Aim of the task - What must be written out is each line from the one holding "Read out every word on this page." through the end of the records, word for word, minus any pictures.

§ §

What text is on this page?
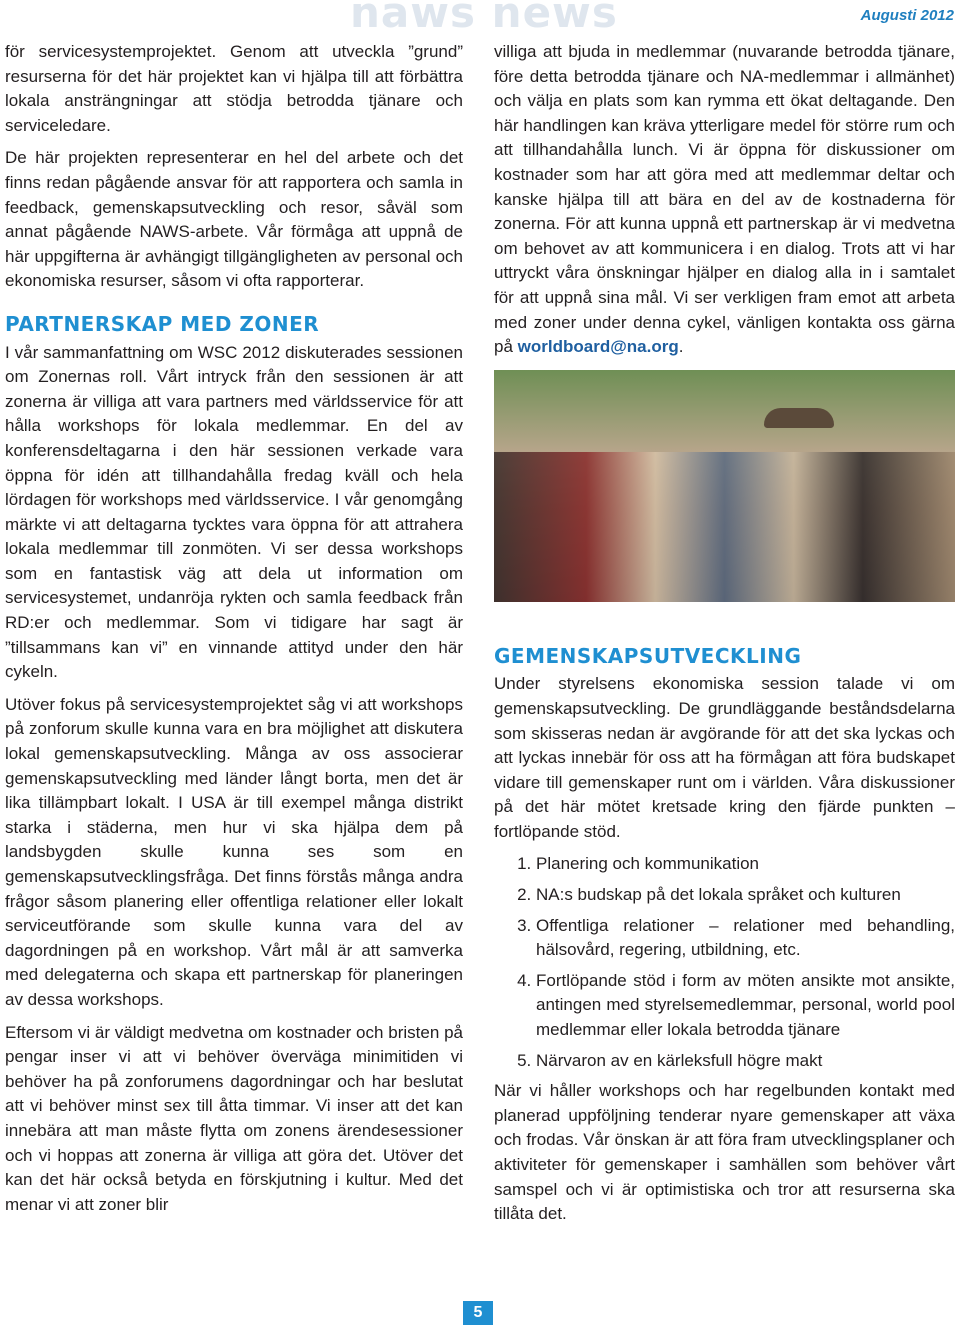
naws news	Augusti 2012

för servicesystemprojektet. Genom att utveckla ”grund” resurserna för det här projektet kan vi hjälpa till att förbättra lokala ansträngningar att stödja betrodda tjänare och serviceledare.

De här projekten representerar en hel del arbete och det finns redan pågående ansvar för att rapportera och samla in feedback, gemenskapsutveckling och resor, såväl som annat pågående NAWS-arbete. Vår förmåga att uppnå de här uppgifterna är avhängigt tillgängligheten av personal och ekonomiska resurser, såsom vi ofta rapporterar.

PARTNERSKAP MED ZONER

I vår sammanfattning om WSC 2012 diskuterades sessionen om Zonernas roll. Vårt intryck från den sessionen är att zonerna är villiga att vara partners med världsservice för att hålla workshops för lokala medlemmar. En del av konferensdeltagarna i den här sessionen verkade vara öppna för idén att tillhandahålla fredag kväll och hela lördagen för workshops med världsservice. I vår genomgång märkte vi att deltagarna tycktes vara öppna för att attrahera lokala medlemmar till zonmöten. Vi ser dessa workshops som en fantastisk väg att dela ut information om servicesystemet, undanröja rykten och samla feedback från RD:er och medlemmar. Som vi tidigare har sagt är ”tillsammans kan vi” en vinnande attityd under den här cykeln.

Utöver fokus på servicesystemprojektet såg vi att workshops på zonforum skulle kunna vara en bra möjlighet att diskutera lokal gemenskapsutveckling. Många av oss associerar gemenskapsutveckling med länder långt borta, men det är lika tillämpbart lokalt. I USA är till exempel många distrikt starka i städerna, men hur vi ska hjälpa dem på landsbygden skulle kunna ses som en gemenskapsutvecklingsfråga. Det finns förstås många andra frågor såsom planering eller offentliga relationer eller lokalt serviceutförande som skulle kunna vara del av dagordningen på en workshop. Vårt mål är att samverka med delegaterna och skapa ett partnerskap för planeringen av dessa workshops.

Eftersom vi är väldigt medvetna om kostnader och bristen på pengar inser vi att vi behöver överväga minimitiden vi behöver ha på zonforumens dagordningar och har beslutat att vi behöver minst sex till åtta timmar. Vi inser att det kan innebära att man måste flytta om zonens ärendesessioner och vi hoppas att zonerna är villiga att göra det. Utöver det kan det här också betyda en förskjutning i kultur. Med det menar vi att zoner blir

villiga att bjuda in medlemmar (nuvarande betrodda tjänare, före detta betrodda tjänare och NA-medlemmar i allmänhet) och välja en plats som kan rymma ett ökat deltagande. Den här handlingen kan kräva ytterligare medel för större rum och att tillhandahålla lunch. Vi är öppna för diskussioner om kostnader som har att göra med att medlemmar deltar och kanske hjälpa till att bära en del av de kostnaderna för zonerna. För att kunna uppnå ett partnerskap är vi medvetna om behovet av att kommunicera i en dialog. Trots att vi har uttryckt våra önskningar hjälper en dialog alla in i samtalet för att uppnå sina mål. Vi ser verkligen fram emot att arbeta med zoner under denna cykel, vänligen kontakta oss gärna på worldboard@na.org.

GEMENSKAPSUTVECKLING

Under styrelsens ekonomiska session talade vi om gemenskapsutveckling. De grundläggande beståndsdelarna som skisseras nedan är avgörande för att det ska lyckas och att lyckas innebär för oss att ha förmågan att föra budskapet vidare till gemenskaper runt om i världen. Våra diskussioner på det här mötet kretsade kring den fjärde punkten – fortlöpande stöd.

1. Planering och kommunikation
2. NA:s budskap på det lokala språket och kulturen
3. Offentliga relationer – relationer med behandling, hälsovård, regering, utbildning, etc.
4. Fortlöpande stöd i form av möten ansikte mot ansikte, antingen med styrelsemedlemmar, personal, world pool medlemmar eller lokala betrodda tjänare
5. Närvaron av en kärleksfull högre makt

När vi håller workshops och har regelbunden kontakt med planerad uppföljning tenderar nyare gemenskaper att växa och frodas. Vår önskan är att föra fram utvecklingsplaner och aktiviteter för gemenskaper i samhällen som behöver vårt samspel och vi är optimistiska och tror att resurserna ska tillåta det.

5
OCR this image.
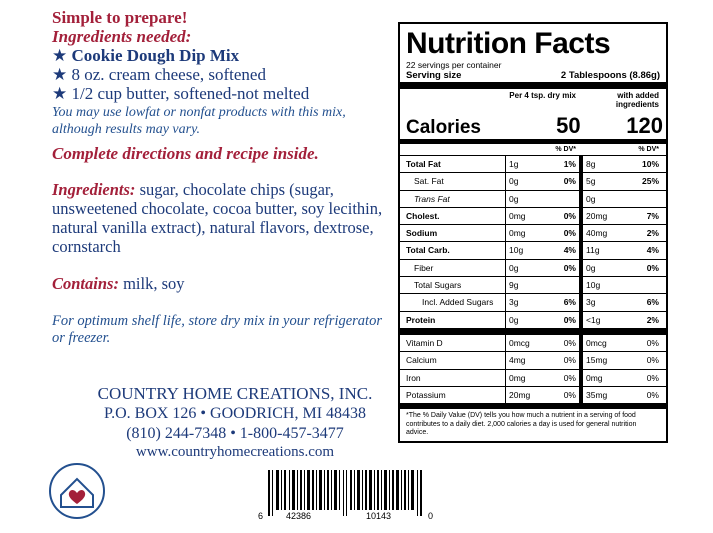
Simple to prepare!
Ingredients needed:
★ Cookie Dough Dip Mix
★ 8 oz. cream cheese, softened
★ 1/2 cup butter, softened-not melted
You may use lowfat or nonfat products with this mix, although results may vary.
Complete directions and recipe inside.
Ingredients: sugar, chocolate chips (sugar, unsweetened chocolate, cocoa butter, soy lecithin, natural vanilla extract), natural flavors, dextrose, cornstarch
Contains: milk, soy
For optimum shelf life, store dry mix in your refrigerator or freezer.
COUNTRY HOME CREATIONS, INC.
P.O. BOX 126 • GOODRICH, MI 48438
(810) 244-7348 • 1-800-457-3477
www.countryhomecreations.com
6	42386	10143	0
Nutrition Facts
22 servings per container
Serving size	2 Tablespoons (8.86g)
Per 4 tsp. dry mix	with added ingredients
Calories	50	120
% DV*	% DV*
Total Fat	1g	1%	8g	10%
Sat. Fat	0g	0%	5g	25%
Trans Fat	0g	0g
Cholest.	0mg	0%	20mg	7%
Sodium	0mg	0%	40mg	2%
Total Carb.	10g	4%	11g	4%
Fiber	0g	0%	0g	0%
Total Sugars	9g	10g
Incl. Added Sugars	3g	6%	3g	6%
Protein	0g	0%	<1g	2%
Vitamin D	0mcg	0%	0mcg	0%
Calcium	4mg	0%	15mg	0%
Iron	0mg	0%	0mg	0%
Potassium	20mg	0%	35mg	0%
*The % Daily Value (DV) tells you how much a nutrient in a serving of food contributes to a daily diet. 2,000 calories a day is used for general nutrition advice.
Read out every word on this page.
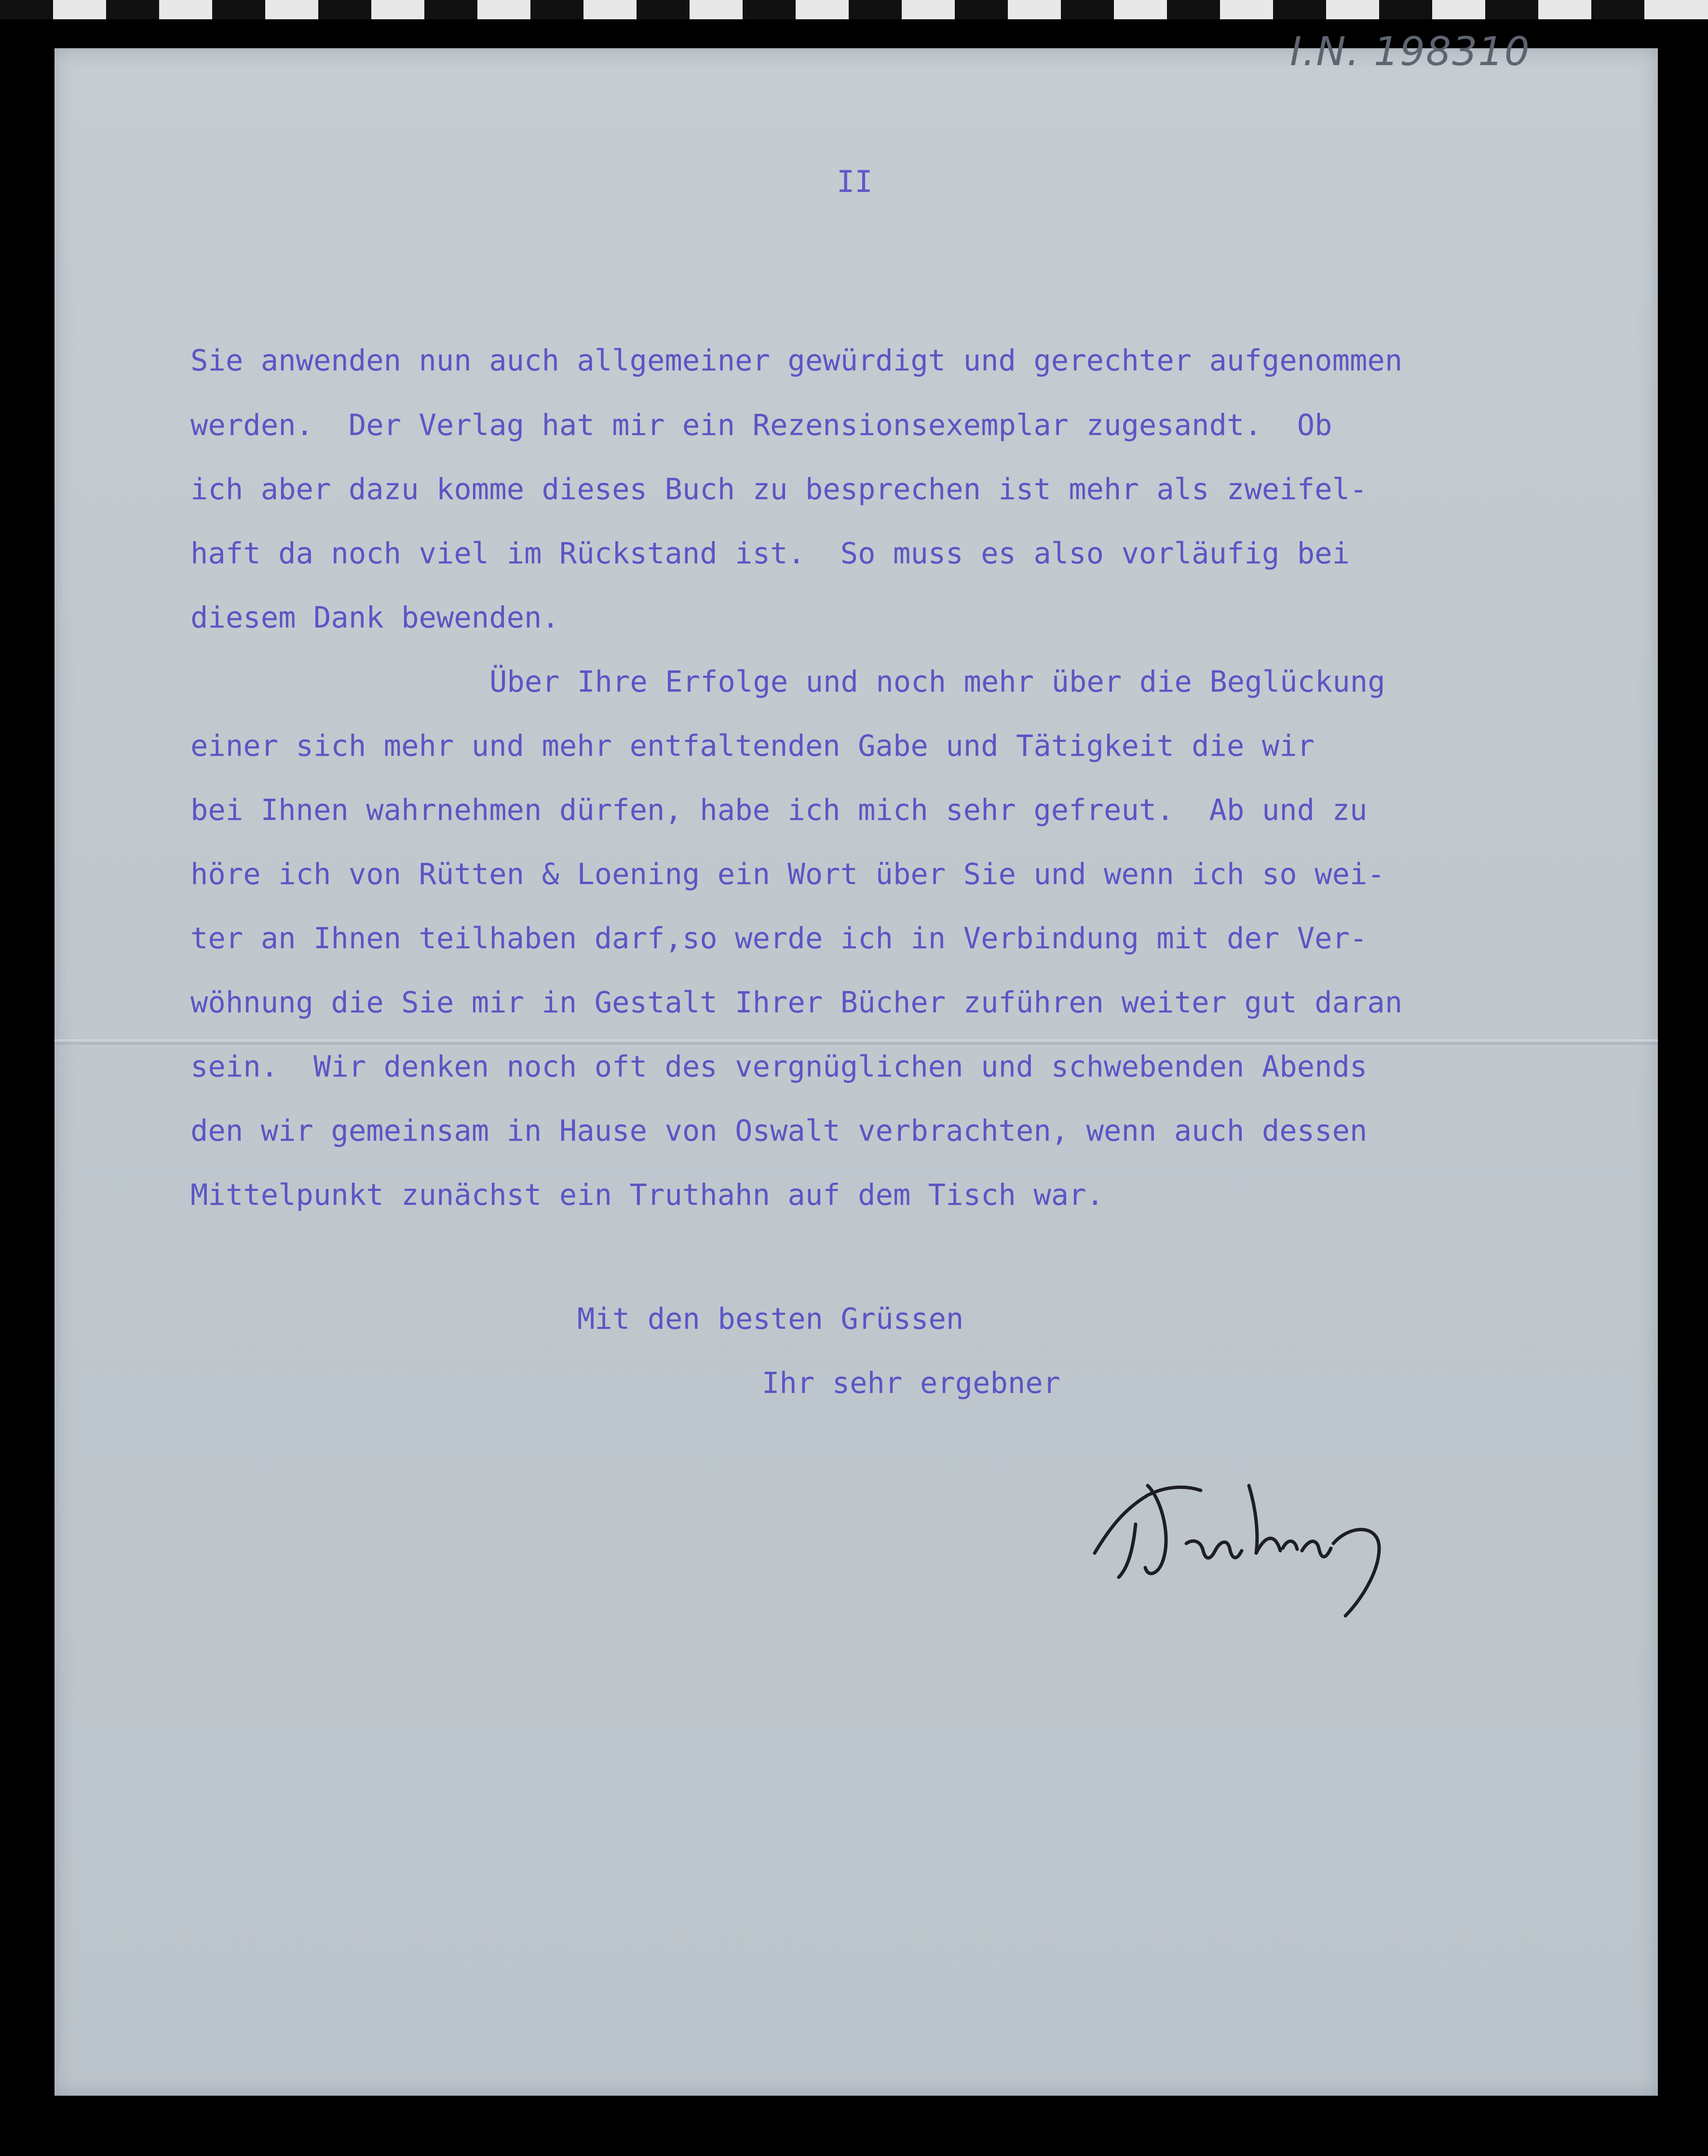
I.N. 198310
II
Sie anwenden nun auch allgemeiner gewürdigt und gerechter aufgenommen
werden.  Der Verlag hat mir ein Rezensionsexemplar zugesandt.  Ob
ich aber dazu komme dieses Buch zu besprechen ist mehr als zweifel-
haft da noch viel im Rückstand ist.  So muss es also vorläufig bei
diesem Dank bewenden.
Über Ihre Erfolge und noch mehr über die Beglückung
einer sich mehr und mehr entfaltenden Gabe und Tätigkeit die wir
bei Ihnen wahrnehmen dürfen, habe ich mich sehr gefreut.  Ab und zu
höre ich von Rütten & Loening ein Wort über Sie und wenn ich so wei-
ter an Ihnen teilhaben darf,so werde ich in Verbindung mit der Ver-
wöhnung die Sie mir in Gestalt Ihrer Bücher zuführen weiter gut daran
sein.  Wir denken noch oft des vergnüglichen und schwebenden Abends
den wir gemeinsam in Hause von Oswalt verbrachten, wenn auch dessen
Mittelpunkt zunächst ein Truthahn auf dem Tisch war.
Mit den besten Grüssen
Ihr sehr ergebner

§ §

Result of the exercise -
Read out every word on this page.
I.N. 198310
II
Sie anwenden nun auch allgemeiner gewürdigt und gerechter aufgenommen
werden.  Der Verlag hat mir ein Rezensionsexemplar zugesandt.  Ob
ich aber dazu komme dieses Buch zu besprechen ist mehr als zweifel-
haft da noch viel im Rückstand ist.  So muss es also vorläufig bei
diesem Dank bewenden.
Über Ihre Erfolge und noch mehr über die Beglückung
einer sich mehr und mehr entfaltenden Gabe und Tätigkeit die wir
bei Ihnen wahrnehmen dürfen, habe ich mich sehr gefreut.  Ab und zu
höre ich von Rütten & Loening ein Wort über Sie und wenn ich so wei-
ter an Ihnen teilhaben darf,so werde ich in Verbindung mit der Ver-
wöhnung die Sie mir in Gestalt Ihrer Bücher zuführen weiter gut daran
sein.  Wir denken noch oft des vergnüglichen und schwebenden Abends
den wir gemeinsam in Hause von Oswalt verbrachten, wenn auch dessen
Mittelpunkt zunächst ein Truthahn auf dem Tisch war.
Mit den besten Grüssen
Ihr sehr ergebner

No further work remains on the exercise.